Each line below has to be set down again exactly.

Collected data:
● ● ●

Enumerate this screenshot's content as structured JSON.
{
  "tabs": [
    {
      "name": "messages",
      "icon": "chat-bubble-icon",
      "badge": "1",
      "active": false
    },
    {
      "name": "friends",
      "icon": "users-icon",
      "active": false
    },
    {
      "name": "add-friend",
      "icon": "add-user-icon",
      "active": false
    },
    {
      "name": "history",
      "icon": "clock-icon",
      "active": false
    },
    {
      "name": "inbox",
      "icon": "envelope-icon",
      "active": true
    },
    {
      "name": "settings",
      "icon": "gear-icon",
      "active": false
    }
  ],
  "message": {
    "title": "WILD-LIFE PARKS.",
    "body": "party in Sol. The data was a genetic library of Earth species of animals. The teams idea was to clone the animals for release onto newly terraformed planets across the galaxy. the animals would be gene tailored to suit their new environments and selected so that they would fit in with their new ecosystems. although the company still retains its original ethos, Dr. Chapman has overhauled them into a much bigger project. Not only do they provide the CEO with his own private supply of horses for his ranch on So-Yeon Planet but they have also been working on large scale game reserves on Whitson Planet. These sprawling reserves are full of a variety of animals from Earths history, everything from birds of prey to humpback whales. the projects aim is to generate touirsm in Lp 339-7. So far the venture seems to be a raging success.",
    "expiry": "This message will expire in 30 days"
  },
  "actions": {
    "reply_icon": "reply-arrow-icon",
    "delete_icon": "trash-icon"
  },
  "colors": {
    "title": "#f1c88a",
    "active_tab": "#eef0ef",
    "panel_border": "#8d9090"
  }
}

● ● ●

▶ Reply:
Enumerate this screenshot's content as structured JSON.
{
  "tabs": [
    {
      "name": "messages",
      "icon": "chat-bubble-icon",
      "badge": "1",
      "active": false
    },
    {
      "name": "friends",
      "icon": "users-icon",
      "active": false
    },
    {
      "name": "add-friend",
      "icon": "add-user-icon",
      "active": false
    },
    {
      "name": "history",
      "icon": "clock-icon",
      "active": false
    },
    {
      "name": "inbox",
      "icon": "envelope-icon",
      "active": true
    },
    {
      "name": "settings",
      "icon": "gear-icon",
      "active": false
    }
  ],
  "message": {
    "title": "WILD-LIFE PARKS.",
    "body": "party in Sol. The data was a genetic library of Earth species of animals. The teams idea was to clone the animals for release onto newly terraformed planets across the galaxy. the animals would be gene tailored to suit their new environments and selected so that they would fit in with their new ecosystems. although the company still retains its original ethos, Dr. Chapman has overhauled them into a much bigger project. Not only do they provide the CEO with his own private supply of horses for his ranch on So-Yeon Planet but they have also been working on large scale game reserves on Whitson Planet. These sprawling reserves are full of a variety of animals from Earths history, everything from birds of prey to humpback whales. the projects aim is to generate touirsm in Lp 339-7. So far the venture seems to be a raging success.",
    "expiry": "This message will expire in 30 days"
  },
  "actions": {
    "reply_icon": "reply-arrow-icon",
    "delete_icon": "trash-icon"
  },
  "colors": {
    "title": "#f1c88a",
    "active_tab": "#eef0ef",
    "panel_border": "#8d9090"
  }
}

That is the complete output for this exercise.